■ **THE REQUEST**:
Starting with the line that contains "Extract all readable text from this page.", return every line through the end of the listing below exactly as written. Omit the pictures.

■ **Data records**:
┌────────
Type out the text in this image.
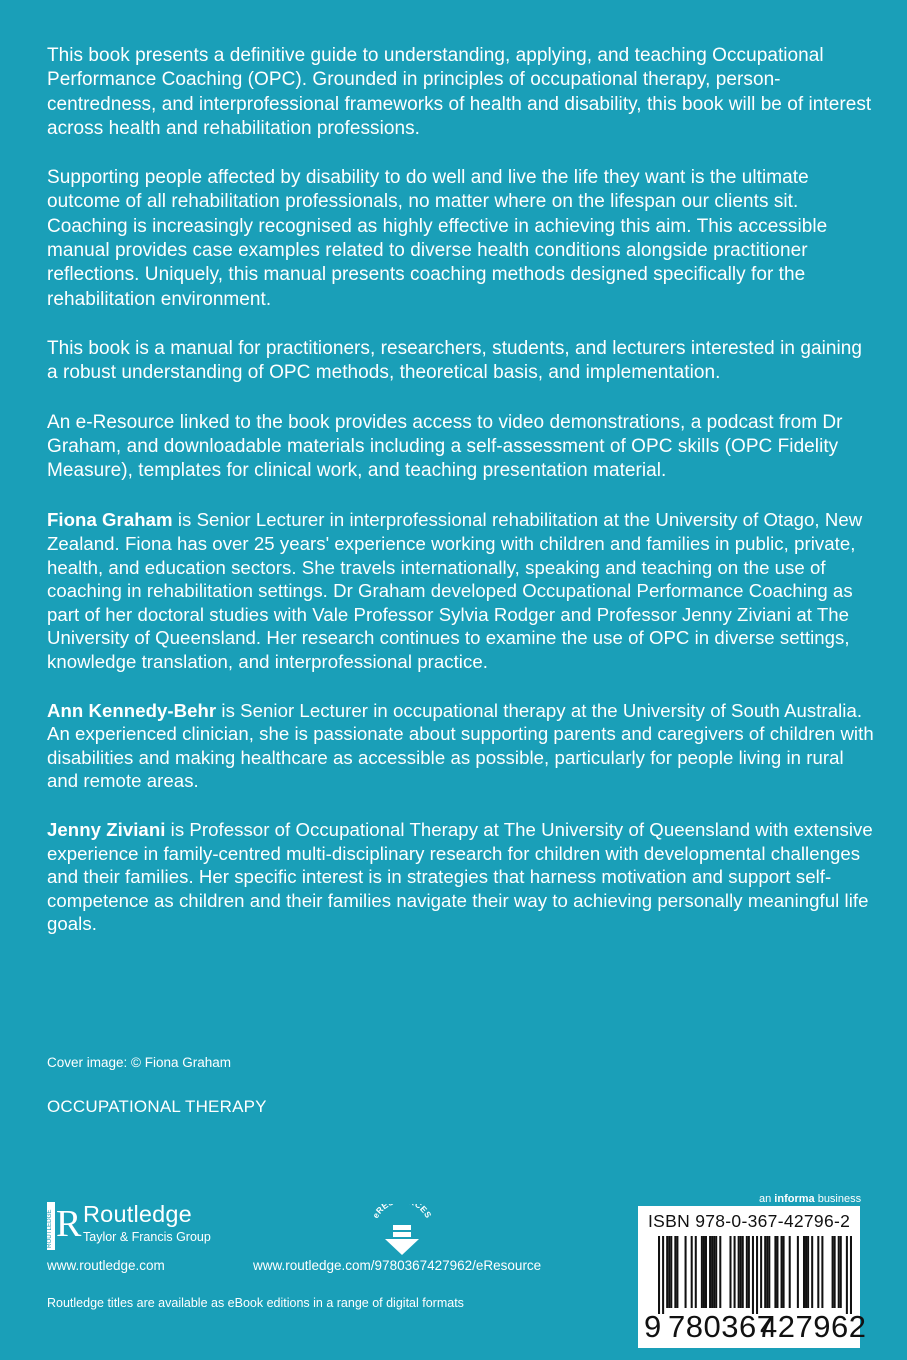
This book presents a definitive guide to understanding, applying, and teaching Occupational Performance Coaching (OPC). Grounded in principles of occupational therapy, person-centredness, and interprofessional frameworks of health and disability, this book will be of interest across health and rehabilitation professions.

Supporting people affected by disability to do well and live the life they want is the ultimate outcome of all rehabilitation professionals, no matter where on the lifespan our clients sit. Coaching is increasingly recognised as highly effective in achieving this aim. This accessible manual provides case examples related to diverse health conditions alongside practitioner reflections. Uniquely, this manual presents coaching methods designed specifically for the rehabilitation environment.

This book is a manual for practitioners, researchers, students, and lecturers interested in gaining a robust understanding of OPC methods, theoretical basis, and implementation.

An e-Resource linked to the book provides access to video demonstrations, a podcast from Dr Graham, and downloadable materials including a self-assessment of OPC skills (OPC Fidelity Measure), templates for clinical work, and teaching presentation material.

Fiona Graham is Senior Lecturer in interprofessional rehabilitation at the University of Otago, New Zealand. Fiona has over 25 years' experience working with children and families in public, private, health, and education sectors. She travels internationally, speaking and teaching on the use of coaching in rehabilitation settings. Dr Graham developed Occupational Performance Coaching as part of her doctoral studies with Vale Professor Sylvia Rodger and Professor Jenny Ziviani at The University of Queensland. Her research continues to examine the use of OPC in diverse settings, knowledge translation, and interprofessional practice.

Ann Kennedy-Behr is Senior Lecturer in occupational therapy at the University of South Australia. An experienced clinician, she is passionate about supporting parents and caregivers of children with disabilities and making healthcare as accessible as possible, particularly for people living in rural and remote areas.

Jenny Ziviani is Professor of Occupational Therapy at The University of Queensland with extensive experience in family-centred multi-disciplinary research for children with developmental challenges and their families. Her specific interest is in strategies that harness motivation and support self-competence as children and their families navigate their way to achieving personally meaningful life goals.

Cover image: © Fiona Graham
OCCUPATIONAL THERAPY
ROUTLEDGE R Routledge
Taylor & Francis Group
www.routledge.com
eRE CES
www.routledge.com/9780367427962/eResource
Routledge titles are available as eBook editions in a range of digital formats
an informa business
ISBN 978-0-367-42796-2
9 780367
427962
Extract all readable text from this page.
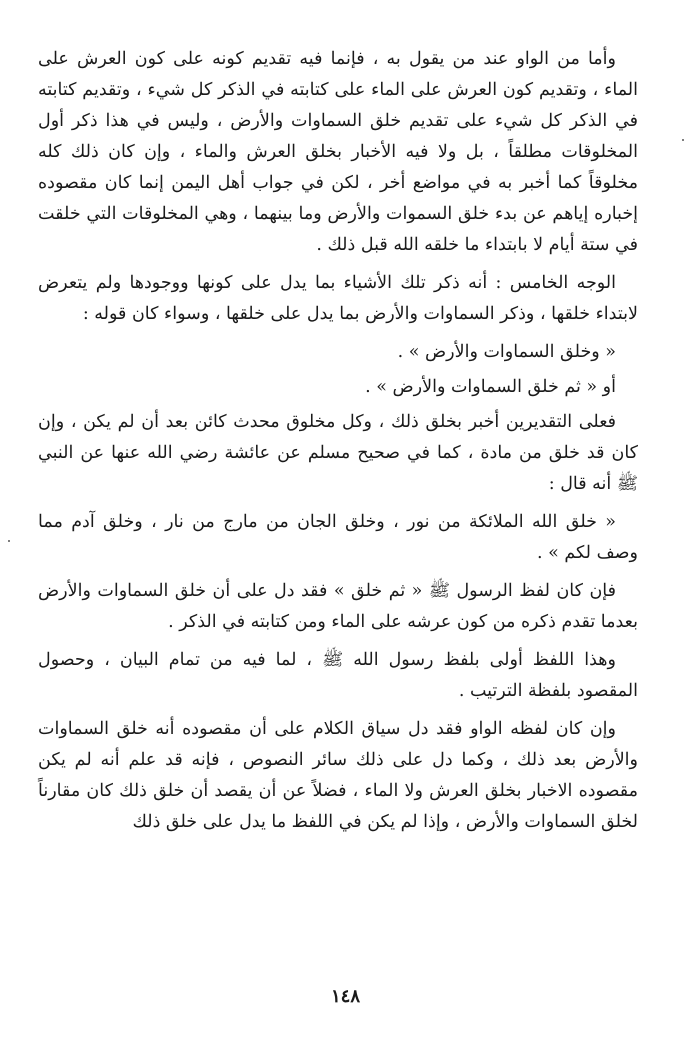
وأما من الواو عند من يقول به ، فإنما فيه تقديم كونه على كون العرش على الماء ، وتقديم كون العرش على الماء على كتابته في الذكر كل شيء ، وتقديم كتابته في الذكر كل شيء على تقديم خلق السماوات والأرض ، وليس في هذا ذكر أول المخلوقات مطلقاً ، بل ولا فيه الأخبار بخلق العرش والماء ، وإن كان ذلك كله مخلوقاً كما أخبر به في مواضع أخر ، لكن في جواب أهل اليمن إنما كان مقصوده إخباره إياهم عن بدء خلق السموات والأرض وما بينهما ، وهي المخلوقات التي خلقت في ستة أيام لا بابتداء ما خلقه الله قبل ذلك .

الوجه الخامس : أنه ذكر تلك الأشياء بما يدل على كونها ووجودها ولم يتعرض لابتداء خلقها ، وذكر السماوات والأرض بما يدل على خلقها ، وسواء كان قوله :

« وخلق السماوات والأرض » .

أو « ثم خلق السماوات والأرض » .

فعلى التقديرين أخبر بخلق ذلك ، وكل مخلوق محدث كائن بعد أن لم يكن ، وإن كان قد خلق من مادة ، كما في صحيح مسلم عن عائشة رضي الله عنها عن النبي ﷺ أنه قال :

« خلق الله الملائكة من نور ، وخلق الجان من مارج من نار ، وخلق آدم مما وصف لكم » .

فإن كان لفظ الرسول ﷺ « ثم خلق » فقد دل على أن خلق السماوات والأرض بعدما تقدم ذكره من كون عرشه على الماء ومن كتابته في الذكر .

وهذا اللفظ أولى بلفظ رسول الله ﷺ ، لما فيه من تمام البيان ، وحصول المقصود بلفظة الترتيب .

وإن كان لفظه الواو فقد دل سياق الكلام على أن مقصوده أنه خلق السماوات والأرض بعد ذلك ، وكما دل على ذلك سائر النصوص ، فإنه قد علم أنه لم يكن مقصوده الاخبار بخلق العرش ولا الماء ، فضلاً عن أن يقصد أن خلق ذلك كان مقارناً لخلق السماوات والأرض ، وإذا لم يكن في اللفظ ما يدل على خلق ذلك

١٤٨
└────────
■ **WRITTEN SOLUTION**:
Extract all readable text from this page.
وأما من الواو عند من يقول به ، فإنما فيه تقديم كونه على كون العرش على الماء ، وتقديم كون العرش على الماء على كتابته في الذكر كل شيء ، وتقديم كتابته في الذكر كل شيء على تقديم خلق السماوات والأرض ، وليس في هذا ذكر أول المخلوقات مطلقاً ، بل ولا فيه الأخبار بخلق العرش والماء ، وإن كان ذلك كله مخلوقاً كما أخبر به في مواضع أخر ، لكن في جواب أهل اليمن إنما كان مقصوده إخباره إياهم عن بدء خلق السموات والأرض وما بينهما ، وهي المخلوقات التي خلقت في ستة أيام لا بابتداء ما خلقه الله قبل ذلك .

الوجه الخامس : أنه ذكر تلك الأشياء بما يدل على كونها ووجودها ولم يتعرض لابتداء خلقها ، وذكر السماوات والأرض بما يدل على خلقها ، وسواء كان قوله :

« وخلق السماوات والأرض » .

أو « ثم خلق السماوات والأرض » .

فعلى التقديرين أخبر بخلق ذلك ، وكل مخلوق محدث كائن بعد أن لم يكن ، وإن كان قد خلق من مادة ، كما في صحيح مسلم عن عائشة رضي الله عنها عن النبي ﷺ أنه قال :

« خلق الله الملائكة من نور ، وخلق الجان من مارج من نار ، وخلق آدم مما وصف لكم » .

فإن كان لفظ الرسول ﷺ « ثم خلق » فقد دل على أن خلق السماوات والأرض بعدما تقدم ذكره من كون عرشه على الماء ومن كتابته في الذكر .

وهذا اللفظ أولى بلفظ رسول الله ﷺ ، لما فيه من تمام البيان ، وحصول المقصود بلفظة الترتيب .

وإن كان لفظه الواو فقد دل سياق الكلام على أن مقصوده أنه خلق السماوات والأرض بعد ذلك ، وكما دل على ذلك سائر النصوص ، فإنه قد علم أنه لم يكن مقصوده الاخبار بخلق العرش ولا الماء ، فضلاً عن أن يقصد أن خلق ذلك كان مقارناً لخلق السماوات والأرض ، وإذا لم يكن في اللفظ ما يدل على خلق ذلك

١٤٨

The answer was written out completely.